Work required → State how many lines of the entries below hold the word "индивидуального"; reply with nothing but the number.

┏━━

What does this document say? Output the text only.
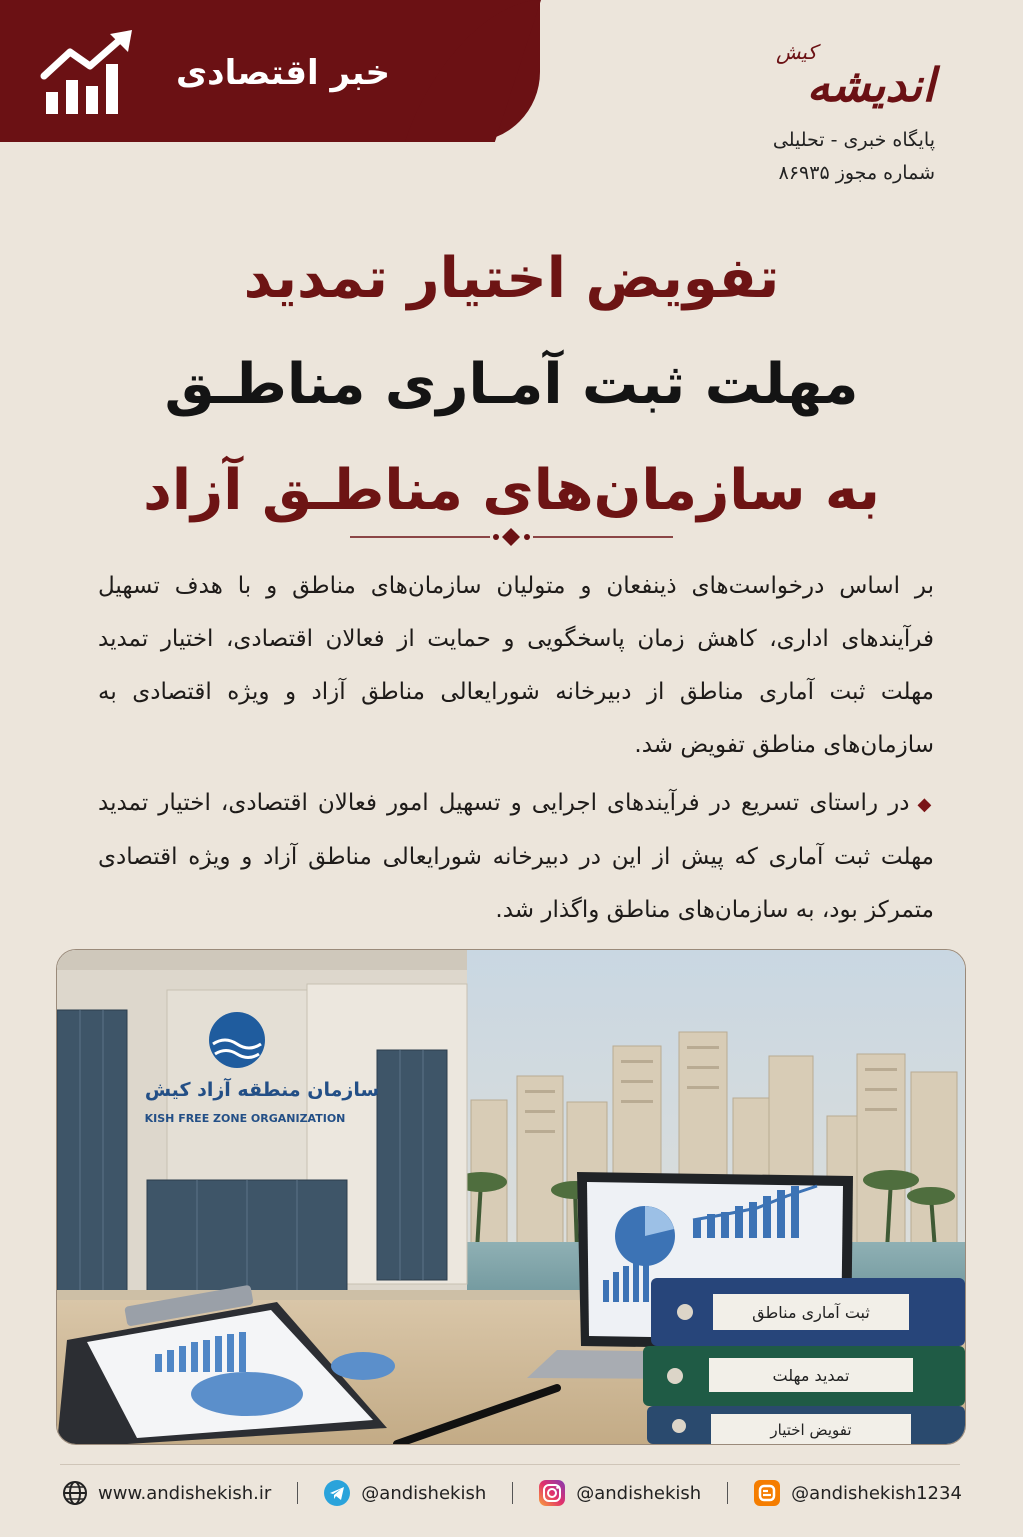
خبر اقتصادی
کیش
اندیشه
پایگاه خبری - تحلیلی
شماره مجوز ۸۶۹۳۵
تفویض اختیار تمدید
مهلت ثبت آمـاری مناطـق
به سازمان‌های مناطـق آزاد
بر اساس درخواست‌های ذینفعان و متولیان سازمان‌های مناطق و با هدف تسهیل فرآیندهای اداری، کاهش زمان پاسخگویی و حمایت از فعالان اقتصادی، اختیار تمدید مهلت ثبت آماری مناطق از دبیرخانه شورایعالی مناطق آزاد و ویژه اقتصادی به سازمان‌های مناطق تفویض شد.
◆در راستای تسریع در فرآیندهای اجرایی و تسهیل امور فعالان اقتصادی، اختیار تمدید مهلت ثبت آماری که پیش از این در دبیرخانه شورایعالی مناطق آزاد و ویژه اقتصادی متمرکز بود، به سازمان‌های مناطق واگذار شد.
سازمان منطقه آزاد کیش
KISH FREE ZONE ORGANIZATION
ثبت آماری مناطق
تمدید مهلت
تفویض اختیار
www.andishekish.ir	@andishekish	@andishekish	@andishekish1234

┗━━
┏━━

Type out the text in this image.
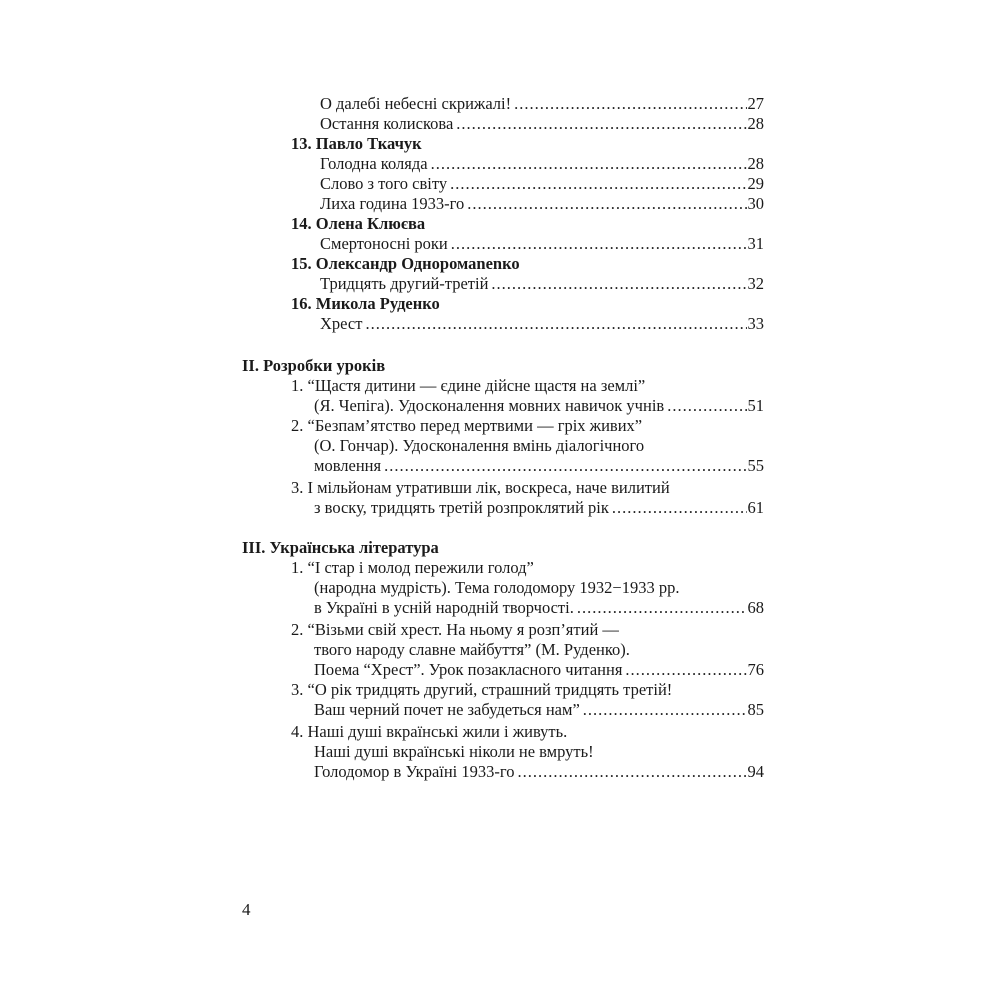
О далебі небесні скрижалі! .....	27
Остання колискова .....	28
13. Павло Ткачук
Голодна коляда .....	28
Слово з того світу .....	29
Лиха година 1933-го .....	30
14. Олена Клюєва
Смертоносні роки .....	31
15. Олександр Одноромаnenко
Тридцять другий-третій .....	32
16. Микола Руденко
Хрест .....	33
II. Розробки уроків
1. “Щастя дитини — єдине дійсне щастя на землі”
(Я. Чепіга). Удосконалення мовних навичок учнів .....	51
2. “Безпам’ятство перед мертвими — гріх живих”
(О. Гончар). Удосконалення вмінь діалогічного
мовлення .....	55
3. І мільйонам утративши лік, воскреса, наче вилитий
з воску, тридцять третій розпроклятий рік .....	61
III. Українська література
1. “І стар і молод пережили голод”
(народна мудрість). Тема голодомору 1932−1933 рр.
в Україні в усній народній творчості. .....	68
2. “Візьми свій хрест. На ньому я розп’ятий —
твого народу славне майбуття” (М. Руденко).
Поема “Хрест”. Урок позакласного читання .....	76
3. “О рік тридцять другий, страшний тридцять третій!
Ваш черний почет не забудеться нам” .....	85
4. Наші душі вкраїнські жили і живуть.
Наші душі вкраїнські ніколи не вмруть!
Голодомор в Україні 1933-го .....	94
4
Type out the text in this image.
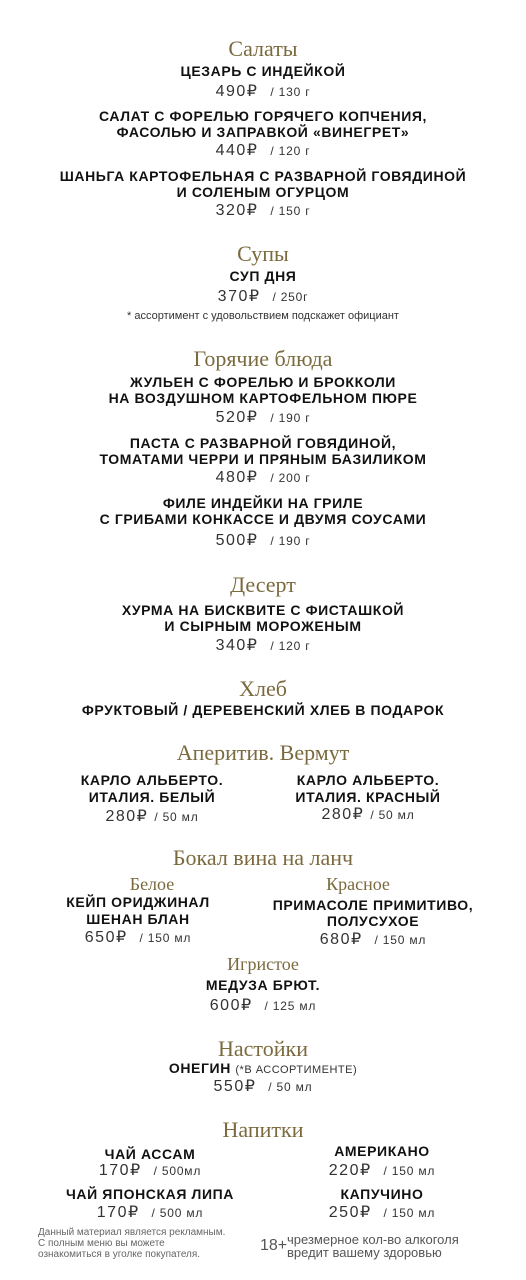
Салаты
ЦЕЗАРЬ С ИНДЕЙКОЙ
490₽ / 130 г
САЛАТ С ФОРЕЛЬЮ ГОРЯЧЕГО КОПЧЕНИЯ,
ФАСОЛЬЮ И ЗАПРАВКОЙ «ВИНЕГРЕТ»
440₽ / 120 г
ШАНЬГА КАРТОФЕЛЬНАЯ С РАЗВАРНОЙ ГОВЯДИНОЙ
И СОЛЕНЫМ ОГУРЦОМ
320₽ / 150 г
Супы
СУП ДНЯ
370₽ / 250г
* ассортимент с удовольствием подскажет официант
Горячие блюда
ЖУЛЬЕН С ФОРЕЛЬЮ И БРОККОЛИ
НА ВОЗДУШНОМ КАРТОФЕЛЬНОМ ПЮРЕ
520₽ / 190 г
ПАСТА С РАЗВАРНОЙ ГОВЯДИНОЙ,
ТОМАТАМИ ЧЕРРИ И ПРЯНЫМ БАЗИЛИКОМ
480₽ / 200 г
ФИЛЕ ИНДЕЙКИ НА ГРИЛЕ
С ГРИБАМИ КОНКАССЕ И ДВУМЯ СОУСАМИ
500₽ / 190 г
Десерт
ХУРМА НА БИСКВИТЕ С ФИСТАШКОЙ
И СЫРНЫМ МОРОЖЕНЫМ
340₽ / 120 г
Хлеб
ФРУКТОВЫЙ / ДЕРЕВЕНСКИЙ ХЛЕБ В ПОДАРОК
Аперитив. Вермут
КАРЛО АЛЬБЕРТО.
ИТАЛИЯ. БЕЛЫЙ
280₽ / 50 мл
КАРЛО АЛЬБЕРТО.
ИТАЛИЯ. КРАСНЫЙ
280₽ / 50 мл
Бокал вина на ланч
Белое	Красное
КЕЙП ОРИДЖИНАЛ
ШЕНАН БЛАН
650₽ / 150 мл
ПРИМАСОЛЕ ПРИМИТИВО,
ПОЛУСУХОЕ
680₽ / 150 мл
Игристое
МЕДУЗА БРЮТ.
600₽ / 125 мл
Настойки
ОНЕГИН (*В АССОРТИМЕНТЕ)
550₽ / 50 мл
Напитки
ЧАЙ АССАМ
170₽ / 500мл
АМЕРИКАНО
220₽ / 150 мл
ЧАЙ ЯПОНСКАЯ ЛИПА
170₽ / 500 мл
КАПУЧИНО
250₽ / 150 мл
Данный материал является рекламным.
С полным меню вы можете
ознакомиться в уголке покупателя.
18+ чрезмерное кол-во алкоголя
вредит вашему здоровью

┗━━
┏━━

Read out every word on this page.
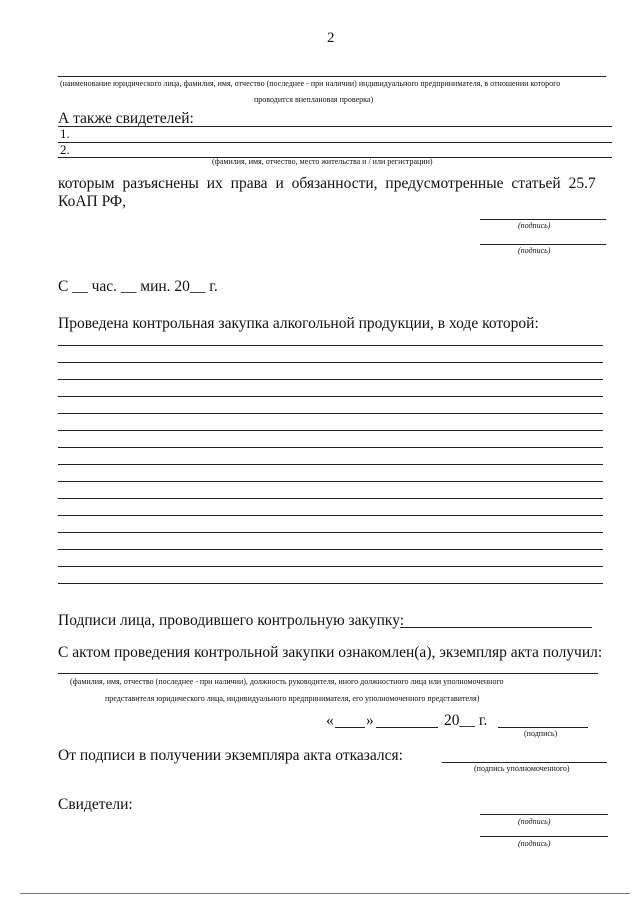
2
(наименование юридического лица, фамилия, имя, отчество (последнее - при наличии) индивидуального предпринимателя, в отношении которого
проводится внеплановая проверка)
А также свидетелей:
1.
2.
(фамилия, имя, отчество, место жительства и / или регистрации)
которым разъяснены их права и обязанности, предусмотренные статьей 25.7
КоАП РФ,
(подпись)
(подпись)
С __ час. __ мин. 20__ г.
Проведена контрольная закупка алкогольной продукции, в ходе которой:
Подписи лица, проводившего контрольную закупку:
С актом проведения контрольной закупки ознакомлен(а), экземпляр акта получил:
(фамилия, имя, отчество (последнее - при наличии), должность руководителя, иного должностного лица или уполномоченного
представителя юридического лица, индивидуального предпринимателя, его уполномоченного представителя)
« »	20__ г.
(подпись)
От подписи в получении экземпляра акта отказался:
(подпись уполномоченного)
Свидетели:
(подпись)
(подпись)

┗━━

Complete output → 2